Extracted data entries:
* * *

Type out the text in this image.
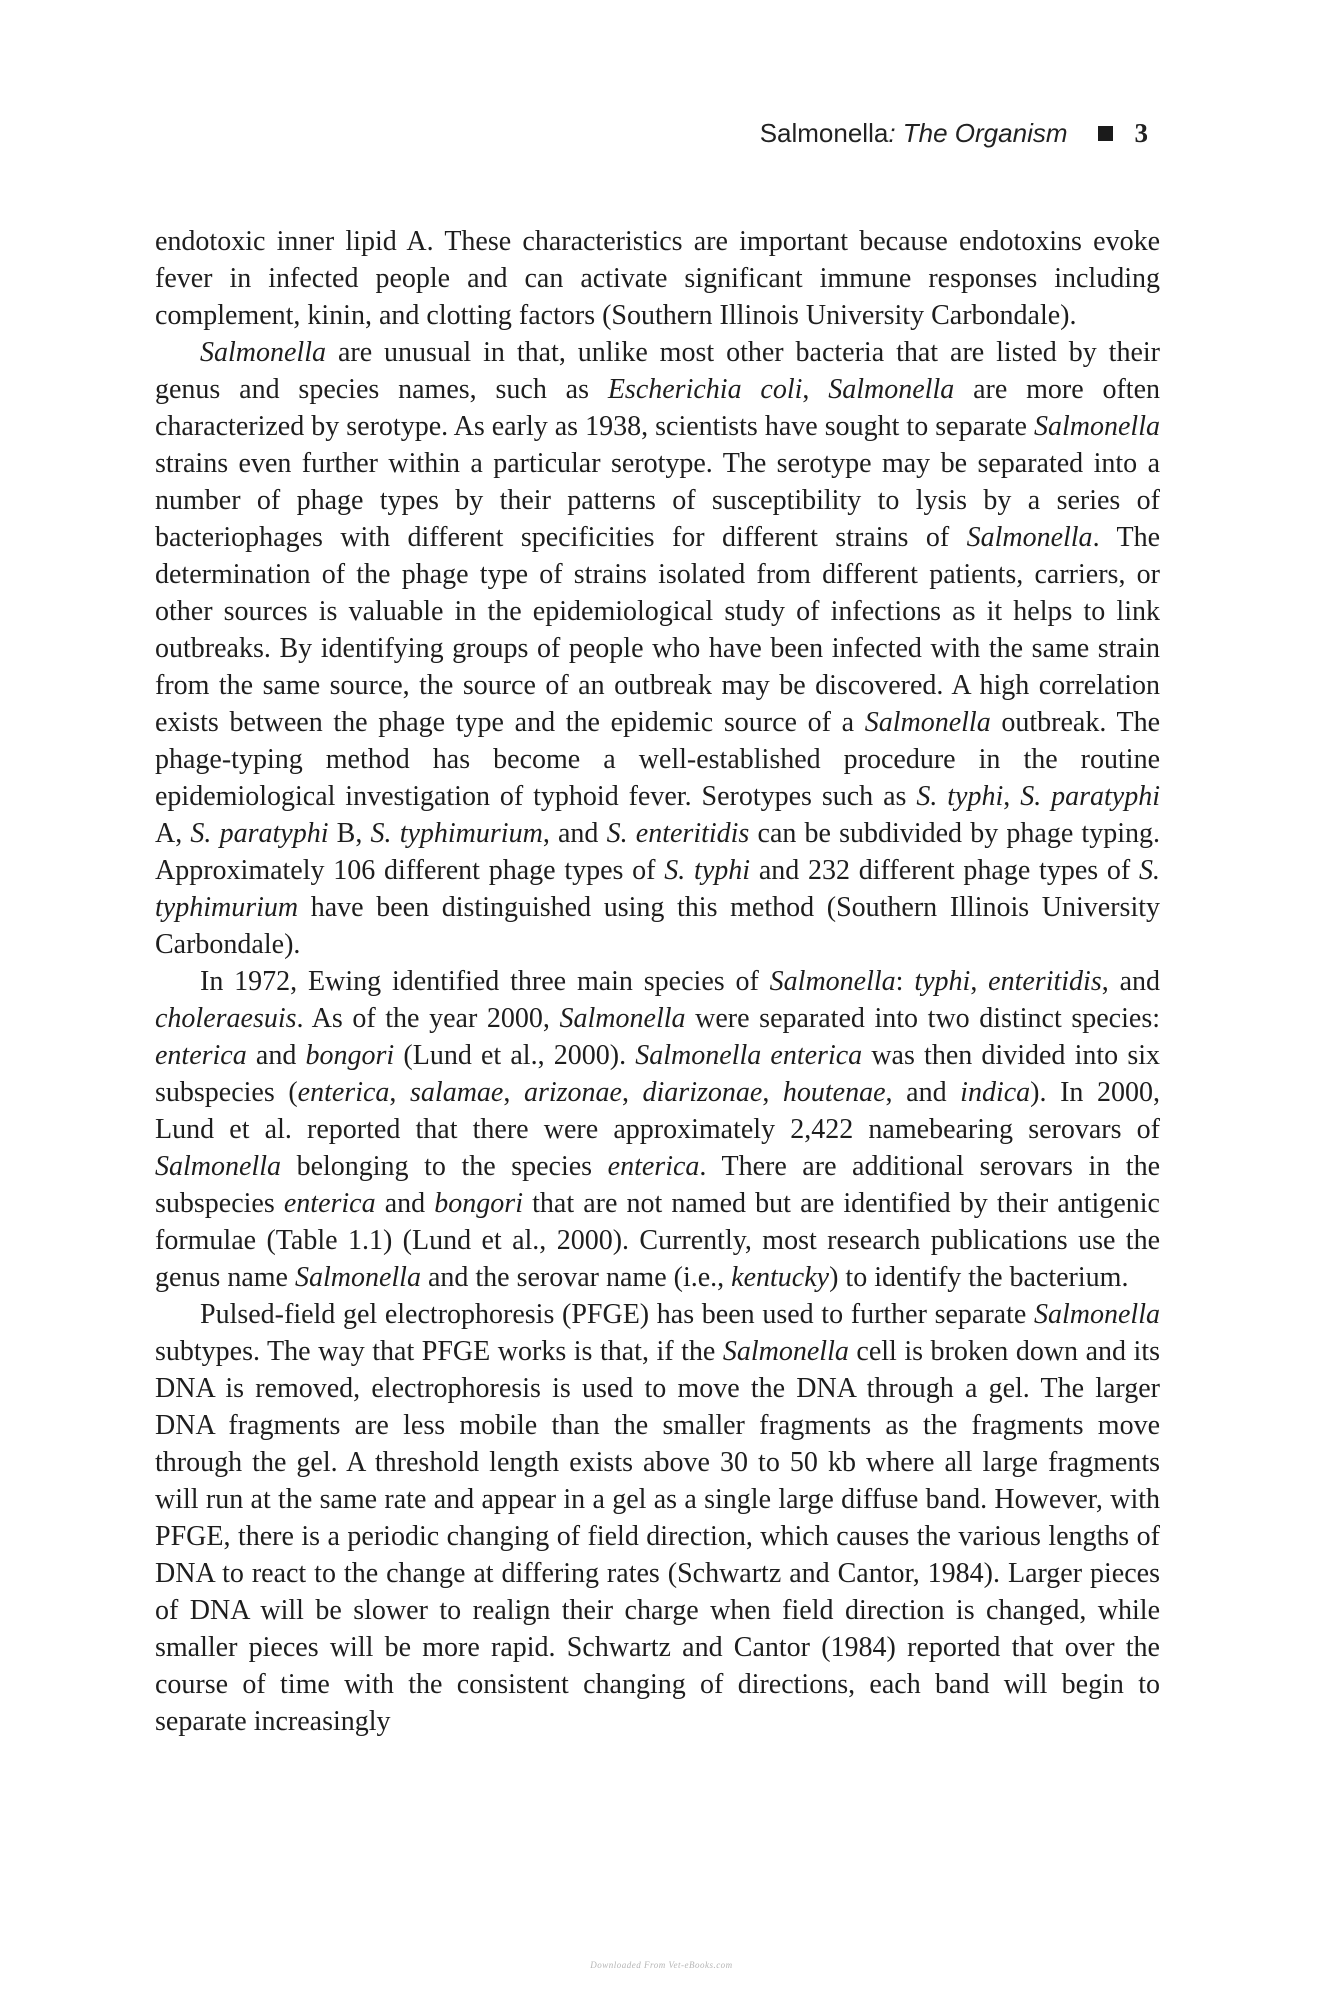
Salmonella: The Organism 3

endotoxic inner lipid A. These characteristics are important because endotoxins evoke fever in infected people and can activate significant immune responses including complement, kinin, and clotting factors (Southern Illinois University Carbondale).

Salmonella are unusual in that, unlike most other bacteria that are listed by their genus and species names, such as Escherichia coli, Salmonella are more often characterized by serotype. As early as 1938, scientists have sought to separate Salmonella strains even further within a particular serotype. The serotype may be separated into a number of phage types by their patterns of susceptibility to lysis by a series of bacteriophages with different specificities for different strains of Salmonella. The determination of the phage type of strains isolated from different patients, carriers, or other sources is valuable in the epidemiological study of infections as it helps to link outbreaks. By identifying groups of people who have been infected with the same strain from the same source, the source of an outbreak may be discovered. A high correlation exists between the phage type and the epidemic source of a Salmonella outbreak. The phage-typing method has become a well-established procedure in the routine epidemiological investigation of typhoid fever. Serotypes such as S. typhi, S. paratyphi A, S. paratyphi B, S. typhimurium, and S. enteritidis can be subdivided by phage typing. Approximately 106 different phage types of S. typhi and 232 different phage types of S. typhimurium have been distinguished using this method (Southern Illinois University Carbondale).

In 1972, Ewing identified three main species of Salmonella: typhi, enteritidis, and choleraesuis. As of the year 2000, Salmonella were separated into two distinct species: enterica and bongori (Lund et al., 2000). Salmonella enterica was then divided into six subspecies (enterica, salamae, arizonae, diarizonae, houtenae, and indica). In 2000, Lund et al. reported that there were approximately 2,422 namebearing serovars of Salmonella belonging to the species enterica. There are additional serovars in the subspecies enterica and bongori that are not named but are identified by their antigenic formulae (Table 1.1) (Lund et al., 2000). Currently, most research publications use the genus name Salmonella and the serovar name (i.e., kentucky) to identify the bacterium.

Pulsed-field gel electrophoresis (PFGE) has been used to further separate Salmonella subtypes. The way that PFGE works is that, if the Salmonella cell is broken down and its DNA is removed, electrophoresis is used to move the DNA through a gel. The larger DNA fragments are less mobile than the smaller fragments as the fragments move through the gel. A threshold length exists above 30 to 50 kb where all large fragments will run at the same rate and appear in a gel as a single large diffuse band. However, with PFGE, there is a periodic changing of field direction, which causes the various lengths of DNA to react to the change at differing rates (Schwartz and Cantor, 1984). Larger pieces of DNA will be slower to realign their charge when field direction is changed, while smaller pieces will be more rapid. Schwartz and Cantor (1984) reported that over the course of time with the consistent changing of directions, each band will begin to separate increasingly

Downloaded From Vet-eBooks.com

* * *

> **Task prompt**: Could you output every record above exactly as it appears, without the pictures?

> **Result for this exercise**:
Type out the text in this image.
Salmonella: The Organism 3

endotoxic inner lipid A. These characteristics are important because endotoxins evoke fever in infected people and can activate significant immune responses including complement, kinin, and clotting factors (Southern Illinois University Carbondale).

Salmonella are unusual in that, unlike most other bacteria that are listed by their genus and species names, such as Escherichia coli, Salmonella are more often characterized by serotype. As early as 1938, scientists have sought to separate Salmonella strains even further within a particular serotype. The serotype may be separated into a number of phage types by their patterns of susceptibility to lysis by a series of bacteriophages with different specificities for different strains of Salmonella. The determination of the phage type of strains isolated from different patients, carriers, or other sources is valuable in the epidemiological study of infections as it helps to link outbreaks. By identifying groups of people who have been infected with the same strain from the same source, the source of an outbreak may be discovered. A high correlation exists between the phage type and the epidemic source of a Salmonella outbreak. The phage-typing method has become a well-established procedure in the routine epidemiological investigation of typhoid fever. Serotypes such as S. typhi, S. paratyphi A, S. paratyphi B, S. typhimurium, and S. enteritidis can be subdivided by phage typing. Approximately 106 different phage types of S. typhi and 232 different phage types of S. typhimurium have been distinguished using this method (Southern Illinois University Carbondale).

In 1972, Ewing identified three main species of Salmonella: typhi, enteritidis, and choleraesuis. As of the year 2000, Salmonella were separated into two distinct species: enterica and bongori (Lund et al., 2000). Salmonella enterica was then divided into six subspecies (enterica, salamae, arizonae, diarizonae, houtenae, and indica). In 2000, Lund et al. reported that there were approximately 2,422 namebearing serovars of Salmonella belonging to the species enterica. There are additional serovars in the subspecies enterica and bongori that are not named but are identified by their antigenic formulae (Table 1.1) (Lund et al., 2000). Currently, most research publications use the genus name Salmonella and the serovar name (i.e., kentucky) to identify the bacterium.

Pulsed-field gel electrophoresis (PFGE) has been used to further separate Salmonella subtypes. The way that PFGE works is that, if the Salmonella cell is broken down and its DNA is removed, electrophoresis is used to move the DNA through a gel. The larger DNA fragments are less mobile than the smaller fragments as the fragments move through the gel. A threshold length exists above 30 to 50 kb where all large fragments will run at the same rate and appear in a gel as a single large diffuse band. However, with PFGE, there is a periodic changing of field direction, which causes the various lengths of DNA to react to the change at differing rates (Schwartz and Cantor, 1984). Larger pieces of DNA will be slower to realign their charge when field direction is changed, while smaller pieces will be more rapid. Schwartz and Cantor (1984) reported that over the course of time with the consistent changing of directions, each band will begin to separate increasingly

Downloaded From Vet-eBooks.com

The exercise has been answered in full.